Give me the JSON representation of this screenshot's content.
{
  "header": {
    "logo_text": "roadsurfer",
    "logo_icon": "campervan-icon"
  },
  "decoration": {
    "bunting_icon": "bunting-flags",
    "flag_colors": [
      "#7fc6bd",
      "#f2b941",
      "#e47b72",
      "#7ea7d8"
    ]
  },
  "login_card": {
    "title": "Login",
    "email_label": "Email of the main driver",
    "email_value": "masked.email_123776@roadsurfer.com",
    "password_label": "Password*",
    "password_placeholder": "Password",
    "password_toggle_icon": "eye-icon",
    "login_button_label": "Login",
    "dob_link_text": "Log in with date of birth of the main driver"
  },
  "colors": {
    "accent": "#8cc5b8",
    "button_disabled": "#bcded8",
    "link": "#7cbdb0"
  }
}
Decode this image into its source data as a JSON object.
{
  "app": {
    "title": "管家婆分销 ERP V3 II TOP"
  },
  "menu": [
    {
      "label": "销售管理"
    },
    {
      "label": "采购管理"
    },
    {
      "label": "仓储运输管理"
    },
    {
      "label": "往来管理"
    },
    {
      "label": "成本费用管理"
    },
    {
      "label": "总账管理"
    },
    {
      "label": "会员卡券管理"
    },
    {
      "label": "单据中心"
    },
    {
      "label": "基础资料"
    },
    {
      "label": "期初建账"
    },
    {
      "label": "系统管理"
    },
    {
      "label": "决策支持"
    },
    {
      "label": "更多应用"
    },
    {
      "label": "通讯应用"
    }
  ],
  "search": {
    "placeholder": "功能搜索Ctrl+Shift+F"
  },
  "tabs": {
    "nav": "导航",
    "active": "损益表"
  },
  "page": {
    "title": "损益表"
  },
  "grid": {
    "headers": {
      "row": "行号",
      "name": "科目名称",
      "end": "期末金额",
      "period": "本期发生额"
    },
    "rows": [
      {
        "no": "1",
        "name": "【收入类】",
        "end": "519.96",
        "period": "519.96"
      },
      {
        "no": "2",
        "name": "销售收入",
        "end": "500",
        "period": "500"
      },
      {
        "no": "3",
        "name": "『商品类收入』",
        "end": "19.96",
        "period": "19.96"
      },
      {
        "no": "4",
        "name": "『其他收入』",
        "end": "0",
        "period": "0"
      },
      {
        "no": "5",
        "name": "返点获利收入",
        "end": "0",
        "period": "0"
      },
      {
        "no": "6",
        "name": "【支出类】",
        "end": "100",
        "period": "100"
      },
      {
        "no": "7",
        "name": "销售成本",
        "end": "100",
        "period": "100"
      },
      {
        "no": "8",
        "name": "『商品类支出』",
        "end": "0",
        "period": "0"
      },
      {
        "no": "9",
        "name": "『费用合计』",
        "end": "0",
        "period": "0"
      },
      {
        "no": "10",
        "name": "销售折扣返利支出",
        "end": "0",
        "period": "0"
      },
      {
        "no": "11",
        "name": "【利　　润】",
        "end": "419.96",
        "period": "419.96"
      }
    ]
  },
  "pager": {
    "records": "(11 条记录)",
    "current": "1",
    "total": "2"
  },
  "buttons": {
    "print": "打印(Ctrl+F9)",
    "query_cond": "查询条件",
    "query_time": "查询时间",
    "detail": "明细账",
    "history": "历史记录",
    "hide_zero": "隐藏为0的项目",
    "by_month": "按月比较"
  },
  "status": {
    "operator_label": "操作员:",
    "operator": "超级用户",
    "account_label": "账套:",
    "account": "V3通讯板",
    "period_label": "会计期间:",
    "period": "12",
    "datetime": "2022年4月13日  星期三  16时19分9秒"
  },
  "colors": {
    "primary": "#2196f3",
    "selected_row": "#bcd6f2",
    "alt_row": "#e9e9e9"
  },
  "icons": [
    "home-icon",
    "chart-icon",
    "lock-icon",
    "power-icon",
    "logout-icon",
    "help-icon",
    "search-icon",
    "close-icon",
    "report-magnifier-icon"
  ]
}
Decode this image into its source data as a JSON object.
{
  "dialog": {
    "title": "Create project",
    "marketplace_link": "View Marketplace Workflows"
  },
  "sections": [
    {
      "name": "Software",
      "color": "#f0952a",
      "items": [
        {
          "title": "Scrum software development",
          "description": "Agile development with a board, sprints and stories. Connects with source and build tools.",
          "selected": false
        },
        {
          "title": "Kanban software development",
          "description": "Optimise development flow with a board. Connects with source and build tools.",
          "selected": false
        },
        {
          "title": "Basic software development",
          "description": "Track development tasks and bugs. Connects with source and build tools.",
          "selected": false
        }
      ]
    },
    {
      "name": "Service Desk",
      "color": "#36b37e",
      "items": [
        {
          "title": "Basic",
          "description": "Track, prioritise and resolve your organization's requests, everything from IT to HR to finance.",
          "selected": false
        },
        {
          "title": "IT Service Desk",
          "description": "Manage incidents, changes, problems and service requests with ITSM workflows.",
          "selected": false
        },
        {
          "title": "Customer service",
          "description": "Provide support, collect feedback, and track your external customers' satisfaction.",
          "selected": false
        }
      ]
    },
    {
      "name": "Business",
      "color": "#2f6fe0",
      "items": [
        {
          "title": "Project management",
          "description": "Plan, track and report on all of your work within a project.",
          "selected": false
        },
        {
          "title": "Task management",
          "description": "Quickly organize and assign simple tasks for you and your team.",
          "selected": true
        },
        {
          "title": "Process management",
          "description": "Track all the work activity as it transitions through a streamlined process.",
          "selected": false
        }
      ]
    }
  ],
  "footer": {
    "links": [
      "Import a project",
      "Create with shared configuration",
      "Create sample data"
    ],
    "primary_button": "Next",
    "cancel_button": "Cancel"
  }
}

Given problem: Reproduce every record above exactly as it appears.

Completed task:
Give me the JSON representation of this screenshot's content.
{
  "header": {
    "logo_text": "roadsurfer",
    "logo_icon": "campervan-icon"
  },
  "decoration": {
    "bunting_icon": "bunting-flags",
    "flag_colors": [
      "#7fc6bd",
      "#f2b941",
      "#e47b72",
      "#7ea7d8"
    ]
  },
  "login_card": {
    "title": "Login",
    "email_label": "Email of the main driver",
    "email_value": "masked.email_123776@roadsurfer.com",
    "password_label": "Password*",
    "password_placeholder": "Password",
    "password_toggle_icon": "eye-icon",
    "login_button_label": "Login",
    "dob_link_text": "Log in with date of birth of the main driver"
  },
  "colors": {
    "accent": "#8cc5b8",
    "button_disabled": "#bcded8",
    "link": "#7cbdb0"
  }
}
Decode this image into its source data as a JSON object.
{
  "app": {
    "title": "管家婆分销 ERP V3 II TOP"
  },
  "menu": [
    {
      "label": "销售管理"
    },
    {
      "label": "采购管理"
    },
    {
      "label": "仓储运输管理"
    },
    {
      "label": "往来管理"
    },
    {
      "label": "成本费用管理"
    },
    {
      "label": "总账管理"
    },
    {
      "label": "会员卡券管理"
    },
    {
      "label": "单据中心"
    },
    {
      "label": "基础资料"
    },
    {
      "label": "期初建账"
    },
    {
      "label": "系统管理"
    },
    {
      "label": "决策支持"
    },
    {
      "label": "更多应用"
    },
    {
      "label": "通讯应用"
    }
  ],
  "search": {
    "placeholder": "功能搜索Ctrl+Shift+F"
  },
  "tabs": {
    "nav": "导航",
    "active": "损益表"
  },
  "page": {
    "title": "损益表"
  },
  "grid": {
    "headers": {
      "row": "行号",
      "name": "科目名称",
      "end": "期末金额",
      "period": "本期发生额"
    },
    "rows": [
      {
        "no": "1",
        "name": "【收入类】",
        "end": "519.96",
        "period": "519.96"
      },
      {
        "no": "2",
        "name": "销售收入",
        "end": "500",
        "period": "500"
      },
      {
        "no": "3",
        "name": "『商品类收入』",
        "end": "19.96",
        "period": "19.96"
      },
      {
        "no": "4",
        "name": "『其他收入』",
        "end": "0",
        "period": "0"
      },
      {
        "no": "5",
        "name": "返点获利收入",
        "end": "0",
        "period": "0"
      },
      {
        "no": "6",
        "name": "【支出类】",
        "end": "100",
        "period": "100"
      },
      {
        "no": "7",
        "name": "销售成本",
        "end": "100",
        "period": "100"
      },
      {
        "no": "8",
        "name": "『商品类支出』",
        "end": "0",
        "period": "0"
      },
      {
        "no": "9",
        "name": "『费用合计』",
        "end": "0",
        "period": "0"
      },
      {
        "no": "10",
        "name": "销售折扣返利支出",
        "end": "0",
        "period": "0"
      },
      {
        "no": "11",
        "name": "【利　　润】",
        "end": "419.96",
        "period": "419.96"
      }
    ]
  },
  "pager": {
    "records": "(11 条记录)",
    "current": "1",
    "total": "2"
  },
  "buttons": {
    "print": "打印(Ctrl+F9)",
    "query_cond": "查询条件",
    "query_time": "查询时间",
    "detail": "明细账",
    "history": "历史记录",
    "hide_zero": "隐藏为0的项目",
    "by_month": "按月比较"
  },
  "status": {
    "operator_label": "操作员:",
    "operator": "超级用户",
    "account_label": "账套:",
    "account": "V3通讯板",
    "period_label": "会计期间:",
    "period": "12",
    "datetime": "2022年4月13日  星期三  16时19分9秒"
  },
  "colors": {
    "primary": "#2196f3",
    "selected_row": "#bcd6f2",
    "alt_row": "#e9e9e9"
  },
  "icons": [
    "home-icon",
    "chart-icon",
    "lock-icon",
    "power-icon",
    "logout-icon",
    "help-icon",
    "search-icon",
    "close-icon",
    "report-magnifier-icon"
  ]
}
Decode this image into its source data as a JSON object.
{
  "dialog": {
    "title": "Create project",
    "marketplace_link": "View Marketplace Workflows"
  },
  "sections": [
    {
      "name": "Software",
      "color": "#f0952a",
      "items": [
        {
          "title": "Scrum software development",
          "description": "Agile development with a board, sprints and stories. Connects with source and build tools.",
          "selected": false
        },
        {
          "title": "Kanban software development",
          "description": "Optimise development flow with a board. Connects with source and build tools.",
          "selected": false
        },
        {
          "title": "Basic software development",
          "description": "Track development tasks and bugs. Connects with source and build tools.",
          "selected": false
        }
      ]
    },
    {
      "name": "Service Desk",
      "color": "#36b37e",
      "items": [
        {
          "title": "Basic",
          "description": "Track, prioritise and resolve your organization's requests, everything from IT to HR to finance.",
          "selected": false
        },
        {
          "title": "IT Service Desk",
          "description": "Manage incidents, changes, problems and service requests with ITSM workflows.",
          "selected": false
        },
        {
          "title": "Customer service",
          "description": "Provide support, collect feedback, and track your external customers' satisfaction.",
          "selected": false
        }
      ]
    },
    {
      "name": "Business",
      "color": "#2f6fe0",
      "items": [
        {
          "title": "Project management",
          "description": "Plan, track and report on all of your work within a project.",
          "selected": false
        },
        {
          "title": "Task management",
          "description": "Quickly organize and assign simple tasks for you and your team.",
          "selected": true
        },
        {
          "title": "Process management",
          "description": "Track all the work activity as it transitions through a streamlined process.",
          "selected": false
        }
      ]
    }
  ],
  "footer": {
    "links": [
      "Import a project",
      "Create with shared configuration",
      "Create sample data"
    ],
    "primary_button": "Next",
    "cancel_button": "Cancel"
  }
}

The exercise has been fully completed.